WHAT IS ASKED - Write each line out exactly, leaving none out.

DATA FOR PROCESSING -
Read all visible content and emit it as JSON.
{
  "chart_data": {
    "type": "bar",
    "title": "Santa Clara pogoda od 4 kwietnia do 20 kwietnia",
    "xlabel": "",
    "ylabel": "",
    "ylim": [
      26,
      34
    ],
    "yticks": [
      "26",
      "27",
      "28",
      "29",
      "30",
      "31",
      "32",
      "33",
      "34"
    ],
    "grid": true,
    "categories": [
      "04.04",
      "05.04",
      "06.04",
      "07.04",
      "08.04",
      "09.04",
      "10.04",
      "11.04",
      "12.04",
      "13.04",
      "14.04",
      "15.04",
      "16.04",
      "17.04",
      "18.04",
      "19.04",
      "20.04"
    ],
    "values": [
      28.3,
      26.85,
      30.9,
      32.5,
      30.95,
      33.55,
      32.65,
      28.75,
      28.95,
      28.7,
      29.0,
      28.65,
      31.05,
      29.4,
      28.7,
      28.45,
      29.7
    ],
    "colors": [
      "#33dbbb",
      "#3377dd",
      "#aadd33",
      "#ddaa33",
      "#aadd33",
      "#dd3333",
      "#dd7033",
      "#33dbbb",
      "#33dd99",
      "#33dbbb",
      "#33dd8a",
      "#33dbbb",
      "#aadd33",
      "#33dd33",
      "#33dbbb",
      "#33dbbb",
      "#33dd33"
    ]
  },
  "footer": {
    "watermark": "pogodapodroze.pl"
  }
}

EXPECTED OUTPUT -
Read all visible content and emit it as JSON.
{
  "chart_data": {
    "type": "bar",
    "title": "Santa Clara pogoda od 4 kwietnia do 20 kwietnia",
    "xlabel": "",
    "ylabel": "",
    "ylim": [
      26,
      34
    ],
    "yticks": [
      "26",
      "27",
      "28",
      "29",
      "30",
      "31",
      "32",
      "33",
      "34"
    ],
    "grid": true,
    "categories": [
      "04.04",
      "05.04",
      "06.04",
      "07.04",
      "08.04",
      "09.04",
      "10.04",
      "11.04",
      "12.04",
      "13.04",
      "14.04",
      "15.04",
      "16.04",
      "17.04",
      "18.04",
      "19.04",
      "20.04"
    ],
    "values": [
      28.3,
      26.85,
      30.9,
      32.5,
      30.95,
      33.55,
      32.65,
      28.75,
      28.95,
      28.7,
      29.0,
      28.65,
      31.05,
      29.4,
      28.7,
      28.45,
      29.7
    ],
    "colors": [
      "#33dbbb",
      "#3377dd",
      "#aadd33",
      "#ddaa33",
      "#aadd33",
      "#dd3333",
      "#dd7033",
      "#33dbbb",
      "#33dd99",
      "#33dbbb",
      "#33dd8a",
      "#33dbbb",
      "#aadd33",
      "#33dd33",
      "#33dbbb",
      "#33dbbb",
      "#33dd33"
    ]
  },
  "footer": {
    "watermark": "pogodapodroze.pl"
  }
}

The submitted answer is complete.